[Start TASK DATA]

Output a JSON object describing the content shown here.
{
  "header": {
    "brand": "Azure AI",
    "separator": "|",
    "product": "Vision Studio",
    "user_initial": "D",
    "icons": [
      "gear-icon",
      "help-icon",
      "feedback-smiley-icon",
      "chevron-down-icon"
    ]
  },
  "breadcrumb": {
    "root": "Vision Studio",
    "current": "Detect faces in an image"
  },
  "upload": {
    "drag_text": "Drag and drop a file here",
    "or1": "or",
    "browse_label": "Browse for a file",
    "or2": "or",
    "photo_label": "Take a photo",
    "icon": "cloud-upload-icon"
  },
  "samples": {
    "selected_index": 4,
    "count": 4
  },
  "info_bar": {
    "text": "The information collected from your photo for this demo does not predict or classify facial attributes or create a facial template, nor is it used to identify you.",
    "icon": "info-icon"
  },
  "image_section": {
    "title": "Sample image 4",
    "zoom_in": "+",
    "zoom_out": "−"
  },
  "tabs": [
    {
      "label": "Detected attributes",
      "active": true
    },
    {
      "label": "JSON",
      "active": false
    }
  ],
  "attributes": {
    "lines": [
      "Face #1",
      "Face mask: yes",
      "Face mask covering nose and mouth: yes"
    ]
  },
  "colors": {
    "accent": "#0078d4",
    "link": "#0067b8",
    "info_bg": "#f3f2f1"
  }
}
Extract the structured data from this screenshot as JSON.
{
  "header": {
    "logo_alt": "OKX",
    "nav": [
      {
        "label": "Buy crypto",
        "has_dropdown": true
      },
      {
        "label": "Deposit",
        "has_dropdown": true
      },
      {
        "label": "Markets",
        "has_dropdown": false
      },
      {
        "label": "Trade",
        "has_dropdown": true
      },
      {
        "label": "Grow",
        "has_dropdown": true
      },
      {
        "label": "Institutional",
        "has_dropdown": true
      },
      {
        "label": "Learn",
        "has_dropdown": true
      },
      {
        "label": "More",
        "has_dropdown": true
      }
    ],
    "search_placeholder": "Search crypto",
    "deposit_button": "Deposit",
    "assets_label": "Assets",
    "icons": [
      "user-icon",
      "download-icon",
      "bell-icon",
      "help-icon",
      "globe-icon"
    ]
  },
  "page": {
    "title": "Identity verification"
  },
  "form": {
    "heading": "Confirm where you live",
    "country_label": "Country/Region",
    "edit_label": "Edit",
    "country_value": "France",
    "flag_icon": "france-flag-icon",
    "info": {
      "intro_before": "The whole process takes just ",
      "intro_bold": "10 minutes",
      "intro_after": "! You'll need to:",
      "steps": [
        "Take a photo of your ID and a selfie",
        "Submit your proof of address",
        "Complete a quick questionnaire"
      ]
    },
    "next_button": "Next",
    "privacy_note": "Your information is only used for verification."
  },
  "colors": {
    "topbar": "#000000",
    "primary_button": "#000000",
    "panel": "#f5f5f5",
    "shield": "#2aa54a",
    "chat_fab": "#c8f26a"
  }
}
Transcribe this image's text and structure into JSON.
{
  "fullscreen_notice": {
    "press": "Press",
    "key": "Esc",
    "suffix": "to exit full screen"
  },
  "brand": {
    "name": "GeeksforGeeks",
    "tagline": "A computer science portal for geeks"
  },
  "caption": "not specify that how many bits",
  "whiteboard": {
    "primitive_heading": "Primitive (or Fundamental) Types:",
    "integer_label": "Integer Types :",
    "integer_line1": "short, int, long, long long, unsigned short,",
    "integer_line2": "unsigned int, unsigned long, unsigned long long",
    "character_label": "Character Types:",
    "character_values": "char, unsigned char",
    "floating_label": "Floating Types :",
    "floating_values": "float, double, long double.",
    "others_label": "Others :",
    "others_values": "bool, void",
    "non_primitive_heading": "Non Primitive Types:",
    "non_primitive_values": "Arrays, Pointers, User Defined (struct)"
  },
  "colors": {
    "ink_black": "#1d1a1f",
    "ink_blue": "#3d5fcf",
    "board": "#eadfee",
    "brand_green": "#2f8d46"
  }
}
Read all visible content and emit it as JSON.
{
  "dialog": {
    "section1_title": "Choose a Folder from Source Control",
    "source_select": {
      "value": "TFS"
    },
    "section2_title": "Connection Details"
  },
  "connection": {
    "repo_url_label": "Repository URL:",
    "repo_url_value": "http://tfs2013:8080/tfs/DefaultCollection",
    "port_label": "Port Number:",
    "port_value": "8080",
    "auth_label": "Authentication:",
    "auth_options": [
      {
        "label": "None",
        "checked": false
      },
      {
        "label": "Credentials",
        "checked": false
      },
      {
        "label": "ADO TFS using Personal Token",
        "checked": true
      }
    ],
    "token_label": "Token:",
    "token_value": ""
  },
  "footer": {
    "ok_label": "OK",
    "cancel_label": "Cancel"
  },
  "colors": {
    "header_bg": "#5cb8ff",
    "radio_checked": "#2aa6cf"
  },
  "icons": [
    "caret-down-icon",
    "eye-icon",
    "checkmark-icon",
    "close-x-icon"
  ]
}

[End TASK DATA]

* DIRECTIVE
Nothing may be left out: return each entry exactly as it reads.

* FULL RESPONSE
Output a JSON object describing the content shown here.
{
  "header": {
    "brand": "Azure AI",
    "separator": "|",
    "product": "Vision Studio",
    "user_initial": "D",
    "icons": [
      "gear-icon",
      "help-icon",
      "feedback-smiley-icon",
      "chevron-down-icon"
    ]
  },
  "breadcrumb": {
    "root": "Vision Studio",
    "current": "Detect faces in an image"
  },
  "upload": {
    "drag_text": "Drag and drop a file here",
    "or1": "or",
    "browse_label": "Browse for a file",
    "or2": "or",
    "photo_label": "Take a photo",
    "icon": "cloud-upload-icon"
  },
  "samples": {
    "selected_index": 4,
    "count": 4
  },
  "info_bar": {
    "text": "The information collected from your photo for this demo does not predict or classify facial attributes or create a facial template, nor is it used to identify you.",
    "icon": "info-icon"
  },
  "image_section": {
    "title": "Sample image 4",
    "zoom_in": "+",
    "zoom_out": "−"
  },
  "tabs": [
    {
      "label": "Detected attributes",
      "active": true
    },
    {
      "label": "JSON",
      "active": false
    }
  ],
  "attributes": {
    "lines": [
      "Face #1",
      "Face mask: yes",
      "Face mask covering nose and mouth: yes"
    ]
  },
  "colors": {
    "accent": "#0078d4",
    "link": "#0067b8",
    "info_bg": "#f3f2f1"
  }
}
Extract the structured data from this screenshot as JSON.
{
  "header": {
    "logo_alt": "OKX",
    "nav": [
      {
        "label": "Buy crypto",
        "has_dropdown": true
      },
      {
        "label": "Deposit",
        "has_dropdown": true
      },
      {
        "label": "Markets",
        "has_dropdown": false
      },
      {
        "label": "Trade",
        "has_dropdown": true
      },
      {
        "label": "Grow",
        "has_dropdown": true
      },
      {
        "label": "Institutional",
        "has_dropdown": true
      },
      {
        "label": "Learn",
        "has_dropdown": true
      },
      {
        "label": "More",
        "has_dropdown": true
      }
    ],
    "search_placeholder": "Search crypto",
    "deposit_button": "Deposit",
    "assets_label": "Assets",
    "icons": [
      "user-icon",
      "download-icon",
      "bell-icon",
      "help-icon",
      "globe-icon"
    ]
  },
  "page": {
    "title": "Identity verification"
  },
  "form": {
    "heading": "Confirm where you live",
    "country_label": "Country/Region",
    "edit_label": "Edit",
    "country_value": "France",
    "flag_icon": "france-flag-icon",
    "info": {
      "intro_before": "The whole process takes just ",
      "intro_bold": "10 minutes",
      "intro_after": "! You'll need to:",
      "steps": [
        "Take a photo of your ID and a selfie",
        "Submit your proof of address",
        "Complete a quick questionnaire"
      ]
    },
    "next_button": "Next",
    "privacy_note": "Your information is only used for verification."
  },
  "colors": {
    "topbar": "#000000",
    "primary_button": "#000000",
    "panel": "#f5f5f5",
    "shield": "#2aa54a",
    "chat_fab": "#c8f26a"
  }
}
Transcribe this image's text and structure into JSON.
{
  "fullscreen_notice": {
    "press": "Press",
    "key": "Esc",
    "suffix": "to exit full screen"
  },
  "brand": {
    "name": "GeeksforGeeks",
    "tagline": "A computer science portal for geeks"
  },
  "caption": "not specify that how many bits",
  "whiteboard": {
    "primitive_heading": "Primitive (or Fundamental) Types:",
    "integer_label": "Integer Types :",
    "integer_line1": "short, int, long, long long, unsigned short,",
    "integer_line2": "unsigned int, unsigned long, unsigned long long",
    "character_label": "Character Types:",
    "character_values": "char, unsigned char",
    "floating_label": "Floating Types :",
    "floating_values": "float, double, long double.",
    "others_label": "Others :",
    "others_values": "bool, void",
    "non_primitive_heading": "Non Primitive Types:",
    "non_primitive_values": "Arrays, Pointers, User Defined (struct)"
  },
  "colors": {
    "ink_black": "#1d1a1f",
    "ink_blue": "#3d5fcf",
    "board": "#eadfee",
    "brand_green": "#2f8d46"
  }
}
Read all visible content and emit it as JSON.
{
  "dialog": {
    "section1_title": "Choose a Folder from Source Control",
    "source_select": {
      "value": "TFS"
    },
    "section2_title": "Connection Details"
  },
  "connection": {
    "repo_url_label": "Repository URL:",
    "repo_url_value": "http://tfs2013:8080/tfs/DefaultCollection",
    "port_label": "Port Number:",
    "port_value": "8080",
    "auth_label": "Authentication:",
    "auth_options": [
      {
        "label": "None",
        "checked": false
      },
      {
        "label": "Credentials",
        "checked": false
      },
      {
        "label": "ADO TFS using Personal Token",
        "checked": true
      }
    ],
    "token_label": "Token:",
    "token_value": ""
  },
  "footer": {
    "ok_label": "OK",
    "cancel_label": "Cancel"
  },
  "colors": {
    "header_bg": "#5cb8ff",
    "radio_checked": "#2aa6cf"
  },
  "icons": [
    "caret-down-icon",
    "eye-icon",
    "checkmark-icon",
    "close-x-icon"
  ]
}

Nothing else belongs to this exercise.